— Work to be completed —
Report, as a bare number, how many lines hold "Visakhapatnam".

— Stored records —

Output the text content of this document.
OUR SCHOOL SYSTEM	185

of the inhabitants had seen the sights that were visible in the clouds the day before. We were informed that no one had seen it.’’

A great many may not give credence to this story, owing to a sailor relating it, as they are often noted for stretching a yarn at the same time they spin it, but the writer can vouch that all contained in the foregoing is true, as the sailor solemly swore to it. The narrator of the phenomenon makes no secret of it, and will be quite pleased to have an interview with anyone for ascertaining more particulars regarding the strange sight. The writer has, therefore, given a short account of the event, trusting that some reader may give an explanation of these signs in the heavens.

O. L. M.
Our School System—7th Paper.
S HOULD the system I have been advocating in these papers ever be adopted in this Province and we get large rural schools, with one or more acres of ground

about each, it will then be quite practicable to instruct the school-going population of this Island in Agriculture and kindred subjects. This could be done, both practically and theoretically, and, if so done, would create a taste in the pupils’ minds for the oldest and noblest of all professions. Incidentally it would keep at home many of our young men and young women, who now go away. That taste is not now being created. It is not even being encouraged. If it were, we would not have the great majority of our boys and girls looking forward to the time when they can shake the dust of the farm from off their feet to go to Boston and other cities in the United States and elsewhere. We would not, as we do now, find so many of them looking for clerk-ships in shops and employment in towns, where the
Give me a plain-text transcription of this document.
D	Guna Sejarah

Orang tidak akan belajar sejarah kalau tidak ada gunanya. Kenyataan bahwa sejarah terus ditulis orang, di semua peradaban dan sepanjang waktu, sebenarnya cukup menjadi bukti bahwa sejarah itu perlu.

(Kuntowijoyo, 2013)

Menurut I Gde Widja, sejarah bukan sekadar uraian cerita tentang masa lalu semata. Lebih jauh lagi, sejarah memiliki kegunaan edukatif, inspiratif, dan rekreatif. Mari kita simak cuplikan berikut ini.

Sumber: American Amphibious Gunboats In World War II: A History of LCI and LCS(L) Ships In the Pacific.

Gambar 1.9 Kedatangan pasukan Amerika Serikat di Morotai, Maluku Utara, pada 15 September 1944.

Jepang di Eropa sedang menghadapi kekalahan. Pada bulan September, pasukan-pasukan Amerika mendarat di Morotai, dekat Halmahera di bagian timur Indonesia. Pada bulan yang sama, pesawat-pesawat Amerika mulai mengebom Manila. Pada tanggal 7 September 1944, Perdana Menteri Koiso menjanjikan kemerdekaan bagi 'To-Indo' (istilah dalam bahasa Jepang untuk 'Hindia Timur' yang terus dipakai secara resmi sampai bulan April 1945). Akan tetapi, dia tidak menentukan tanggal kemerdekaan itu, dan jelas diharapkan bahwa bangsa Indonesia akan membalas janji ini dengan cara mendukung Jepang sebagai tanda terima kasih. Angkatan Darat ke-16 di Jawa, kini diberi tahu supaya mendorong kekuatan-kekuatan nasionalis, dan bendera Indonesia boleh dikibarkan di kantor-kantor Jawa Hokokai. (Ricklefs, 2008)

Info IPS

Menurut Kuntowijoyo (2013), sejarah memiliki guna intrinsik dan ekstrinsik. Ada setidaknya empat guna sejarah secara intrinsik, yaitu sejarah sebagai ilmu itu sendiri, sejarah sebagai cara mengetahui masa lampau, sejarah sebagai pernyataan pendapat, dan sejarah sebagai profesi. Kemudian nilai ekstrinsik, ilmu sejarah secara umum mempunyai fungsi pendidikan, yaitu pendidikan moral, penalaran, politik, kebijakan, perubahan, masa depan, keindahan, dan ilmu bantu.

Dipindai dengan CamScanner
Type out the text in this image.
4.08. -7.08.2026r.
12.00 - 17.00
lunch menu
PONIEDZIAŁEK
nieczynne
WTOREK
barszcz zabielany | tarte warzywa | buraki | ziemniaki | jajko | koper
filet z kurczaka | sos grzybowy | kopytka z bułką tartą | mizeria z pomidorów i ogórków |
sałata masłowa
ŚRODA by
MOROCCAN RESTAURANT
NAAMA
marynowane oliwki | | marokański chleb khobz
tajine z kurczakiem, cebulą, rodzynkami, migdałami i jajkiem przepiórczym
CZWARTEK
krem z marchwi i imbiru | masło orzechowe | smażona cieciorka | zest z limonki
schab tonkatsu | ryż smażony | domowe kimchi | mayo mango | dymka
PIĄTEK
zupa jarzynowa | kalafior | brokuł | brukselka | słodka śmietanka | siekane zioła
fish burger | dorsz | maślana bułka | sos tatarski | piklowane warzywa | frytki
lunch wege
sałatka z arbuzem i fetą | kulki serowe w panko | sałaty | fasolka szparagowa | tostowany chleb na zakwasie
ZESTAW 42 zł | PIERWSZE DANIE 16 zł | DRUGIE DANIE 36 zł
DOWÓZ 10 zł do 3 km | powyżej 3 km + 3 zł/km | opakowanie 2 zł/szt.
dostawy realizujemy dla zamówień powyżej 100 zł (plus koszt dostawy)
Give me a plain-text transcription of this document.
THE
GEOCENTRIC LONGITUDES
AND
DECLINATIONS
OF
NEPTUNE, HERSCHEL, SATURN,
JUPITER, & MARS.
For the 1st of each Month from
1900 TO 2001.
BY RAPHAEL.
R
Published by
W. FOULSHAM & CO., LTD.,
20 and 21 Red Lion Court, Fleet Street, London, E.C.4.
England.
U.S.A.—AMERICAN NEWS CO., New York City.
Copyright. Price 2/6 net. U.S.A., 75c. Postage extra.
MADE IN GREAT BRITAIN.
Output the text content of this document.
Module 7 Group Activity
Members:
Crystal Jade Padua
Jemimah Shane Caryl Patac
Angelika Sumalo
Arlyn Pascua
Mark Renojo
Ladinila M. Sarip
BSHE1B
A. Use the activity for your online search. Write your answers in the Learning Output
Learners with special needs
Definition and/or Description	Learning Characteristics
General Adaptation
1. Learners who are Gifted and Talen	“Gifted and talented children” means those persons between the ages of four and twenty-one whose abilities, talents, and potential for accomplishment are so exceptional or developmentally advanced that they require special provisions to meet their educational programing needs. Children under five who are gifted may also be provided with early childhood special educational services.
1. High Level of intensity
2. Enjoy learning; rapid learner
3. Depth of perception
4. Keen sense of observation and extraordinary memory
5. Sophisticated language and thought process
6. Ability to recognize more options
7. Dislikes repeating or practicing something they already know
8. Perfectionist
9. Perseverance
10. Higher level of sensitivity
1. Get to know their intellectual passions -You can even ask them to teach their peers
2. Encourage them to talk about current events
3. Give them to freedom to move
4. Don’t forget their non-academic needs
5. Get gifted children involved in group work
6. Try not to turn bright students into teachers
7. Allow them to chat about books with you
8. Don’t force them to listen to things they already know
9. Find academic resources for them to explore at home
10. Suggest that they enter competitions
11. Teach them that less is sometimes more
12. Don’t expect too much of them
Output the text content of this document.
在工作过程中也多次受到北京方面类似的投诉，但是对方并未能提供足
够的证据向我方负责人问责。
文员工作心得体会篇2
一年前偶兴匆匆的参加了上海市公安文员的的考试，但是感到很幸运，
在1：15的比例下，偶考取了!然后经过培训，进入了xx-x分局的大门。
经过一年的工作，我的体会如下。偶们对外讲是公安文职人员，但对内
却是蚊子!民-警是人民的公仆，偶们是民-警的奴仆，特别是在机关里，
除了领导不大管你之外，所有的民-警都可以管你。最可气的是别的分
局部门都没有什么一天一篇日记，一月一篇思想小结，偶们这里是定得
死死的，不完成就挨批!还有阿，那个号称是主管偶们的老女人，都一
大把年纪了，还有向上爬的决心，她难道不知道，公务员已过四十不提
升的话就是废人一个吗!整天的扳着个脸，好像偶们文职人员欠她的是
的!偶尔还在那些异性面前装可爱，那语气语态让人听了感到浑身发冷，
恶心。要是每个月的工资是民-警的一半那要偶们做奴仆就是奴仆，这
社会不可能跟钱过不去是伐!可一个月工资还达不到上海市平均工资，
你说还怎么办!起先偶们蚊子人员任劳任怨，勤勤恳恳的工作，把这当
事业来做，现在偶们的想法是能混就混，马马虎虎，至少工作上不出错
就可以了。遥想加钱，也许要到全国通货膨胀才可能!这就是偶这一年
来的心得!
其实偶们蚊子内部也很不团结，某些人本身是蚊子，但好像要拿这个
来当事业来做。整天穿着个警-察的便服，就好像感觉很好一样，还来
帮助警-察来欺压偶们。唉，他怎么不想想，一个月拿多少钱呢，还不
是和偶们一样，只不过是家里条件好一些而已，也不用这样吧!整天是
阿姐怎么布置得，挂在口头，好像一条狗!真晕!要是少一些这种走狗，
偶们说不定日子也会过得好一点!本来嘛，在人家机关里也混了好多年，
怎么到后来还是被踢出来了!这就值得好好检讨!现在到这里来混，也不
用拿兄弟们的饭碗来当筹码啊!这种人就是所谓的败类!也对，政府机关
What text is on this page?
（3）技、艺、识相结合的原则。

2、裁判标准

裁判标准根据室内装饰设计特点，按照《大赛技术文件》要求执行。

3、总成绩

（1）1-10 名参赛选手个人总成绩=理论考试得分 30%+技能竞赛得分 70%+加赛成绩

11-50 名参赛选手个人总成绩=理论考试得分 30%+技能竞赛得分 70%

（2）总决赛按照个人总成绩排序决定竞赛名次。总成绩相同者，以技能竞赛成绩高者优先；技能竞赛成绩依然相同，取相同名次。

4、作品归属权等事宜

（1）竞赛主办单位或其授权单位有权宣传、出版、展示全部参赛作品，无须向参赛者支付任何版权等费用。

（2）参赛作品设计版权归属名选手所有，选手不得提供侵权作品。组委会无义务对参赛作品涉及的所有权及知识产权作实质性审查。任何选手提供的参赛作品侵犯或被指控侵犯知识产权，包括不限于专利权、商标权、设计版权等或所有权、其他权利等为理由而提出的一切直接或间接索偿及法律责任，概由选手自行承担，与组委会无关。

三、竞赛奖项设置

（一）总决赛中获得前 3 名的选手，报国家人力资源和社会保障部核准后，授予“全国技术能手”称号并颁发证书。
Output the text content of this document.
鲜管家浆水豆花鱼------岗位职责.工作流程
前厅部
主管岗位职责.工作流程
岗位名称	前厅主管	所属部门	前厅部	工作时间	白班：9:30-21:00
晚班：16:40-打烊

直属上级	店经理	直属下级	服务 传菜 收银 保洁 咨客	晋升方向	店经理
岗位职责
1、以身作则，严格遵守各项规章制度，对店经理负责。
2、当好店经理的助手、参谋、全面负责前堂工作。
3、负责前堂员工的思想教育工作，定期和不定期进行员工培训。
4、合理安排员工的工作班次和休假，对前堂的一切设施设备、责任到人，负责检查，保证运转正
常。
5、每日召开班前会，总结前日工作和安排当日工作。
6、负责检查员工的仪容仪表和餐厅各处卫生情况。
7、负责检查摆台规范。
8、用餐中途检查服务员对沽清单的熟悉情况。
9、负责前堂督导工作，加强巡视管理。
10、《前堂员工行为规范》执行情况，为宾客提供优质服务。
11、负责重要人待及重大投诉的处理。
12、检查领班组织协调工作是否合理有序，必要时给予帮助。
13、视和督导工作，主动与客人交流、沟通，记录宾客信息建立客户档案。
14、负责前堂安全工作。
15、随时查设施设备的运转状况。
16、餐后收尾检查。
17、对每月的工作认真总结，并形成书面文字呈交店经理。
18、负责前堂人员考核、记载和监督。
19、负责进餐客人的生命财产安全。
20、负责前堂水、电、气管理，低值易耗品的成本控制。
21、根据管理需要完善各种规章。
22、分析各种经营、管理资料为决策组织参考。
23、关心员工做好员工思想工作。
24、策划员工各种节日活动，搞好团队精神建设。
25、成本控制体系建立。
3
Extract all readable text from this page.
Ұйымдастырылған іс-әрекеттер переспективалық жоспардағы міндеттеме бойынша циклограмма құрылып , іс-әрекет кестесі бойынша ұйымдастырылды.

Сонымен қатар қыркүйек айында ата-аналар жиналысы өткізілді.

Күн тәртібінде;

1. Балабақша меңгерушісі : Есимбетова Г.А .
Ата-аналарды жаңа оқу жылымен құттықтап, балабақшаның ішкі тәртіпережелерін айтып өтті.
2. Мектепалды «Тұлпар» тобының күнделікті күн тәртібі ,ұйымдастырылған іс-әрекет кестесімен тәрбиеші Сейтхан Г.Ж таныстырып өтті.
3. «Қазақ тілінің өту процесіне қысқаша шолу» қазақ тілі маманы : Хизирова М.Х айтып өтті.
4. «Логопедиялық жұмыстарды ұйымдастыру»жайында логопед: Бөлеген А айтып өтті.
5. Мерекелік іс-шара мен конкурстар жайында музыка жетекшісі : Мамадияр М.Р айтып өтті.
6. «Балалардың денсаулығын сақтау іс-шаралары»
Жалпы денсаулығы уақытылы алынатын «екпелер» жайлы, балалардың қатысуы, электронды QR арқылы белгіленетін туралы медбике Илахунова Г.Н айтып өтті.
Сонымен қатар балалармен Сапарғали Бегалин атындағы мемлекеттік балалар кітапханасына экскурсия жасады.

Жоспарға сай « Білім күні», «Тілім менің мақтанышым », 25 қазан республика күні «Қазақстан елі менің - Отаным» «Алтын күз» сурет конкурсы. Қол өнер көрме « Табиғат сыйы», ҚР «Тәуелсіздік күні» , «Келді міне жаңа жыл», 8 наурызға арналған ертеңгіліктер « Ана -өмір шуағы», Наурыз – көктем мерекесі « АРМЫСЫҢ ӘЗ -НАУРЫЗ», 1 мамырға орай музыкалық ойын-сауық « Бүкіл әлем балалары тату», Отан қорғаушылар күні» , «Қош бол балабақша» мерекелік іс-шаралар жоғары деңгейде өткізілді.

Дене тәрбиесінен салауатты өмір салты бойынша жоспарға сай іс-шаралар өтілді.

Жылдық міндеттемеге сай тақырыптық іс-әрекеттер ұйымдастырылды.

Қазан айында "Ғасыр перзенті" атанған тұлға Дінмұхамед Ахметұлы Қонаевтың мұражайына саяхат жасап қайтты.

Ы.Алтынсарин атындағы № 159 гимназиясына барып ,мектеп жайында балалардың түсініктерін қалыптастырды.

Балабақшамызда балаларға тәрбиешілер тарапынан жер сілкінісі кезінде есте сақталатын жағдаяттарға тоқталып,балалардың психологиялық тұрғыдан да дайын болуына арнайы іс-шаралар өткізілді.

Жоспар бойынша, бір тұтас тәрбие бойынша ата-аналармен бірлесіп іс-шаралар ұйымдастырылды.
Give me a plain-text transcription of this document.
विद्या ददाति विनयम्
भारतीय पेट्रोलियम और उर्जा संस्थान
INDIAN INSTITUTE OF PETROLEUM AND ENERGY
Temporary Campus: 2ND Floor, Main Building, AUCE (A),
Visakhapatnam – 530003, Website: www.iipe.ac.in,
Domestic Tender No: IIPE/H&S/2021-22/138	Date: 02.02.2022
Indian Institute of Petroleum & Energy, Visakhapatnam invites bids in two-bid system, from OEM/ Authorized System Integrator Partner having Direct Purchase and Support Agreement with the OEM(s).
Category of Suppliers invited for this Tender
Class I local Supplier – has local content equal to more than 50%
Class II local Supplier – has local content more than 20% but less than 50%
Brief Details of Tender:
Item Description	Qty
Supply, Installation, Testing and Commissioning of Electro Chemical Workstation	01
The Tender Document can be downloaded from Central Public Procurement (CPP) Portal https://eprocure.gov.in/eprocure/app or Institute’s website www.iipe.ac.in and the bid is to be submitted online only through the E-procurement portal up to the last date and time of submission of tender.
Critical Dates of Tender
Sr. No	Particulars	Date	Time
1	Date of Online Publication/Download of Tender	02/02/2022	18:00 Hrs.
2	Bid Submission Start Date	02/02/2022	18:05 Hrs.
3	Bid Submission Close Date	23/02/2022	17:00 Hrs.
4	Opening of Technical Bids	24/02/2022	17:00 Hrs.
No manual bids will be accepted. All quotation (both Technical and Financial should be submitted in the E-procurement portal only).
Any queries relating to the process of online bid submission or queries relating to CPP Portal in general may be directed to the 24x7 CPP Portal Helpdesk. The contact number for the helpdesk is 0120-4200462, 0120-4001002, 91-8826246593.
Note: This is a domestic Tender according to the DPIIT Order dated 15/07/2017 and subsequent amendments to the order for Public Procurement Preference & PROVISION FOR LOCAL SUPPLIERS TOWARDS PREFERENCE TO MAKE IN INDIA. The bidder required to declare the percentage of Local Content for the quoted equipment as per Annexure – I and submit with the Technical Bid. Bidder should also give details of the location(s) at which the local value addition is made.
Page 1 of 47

— Reply to the task —
2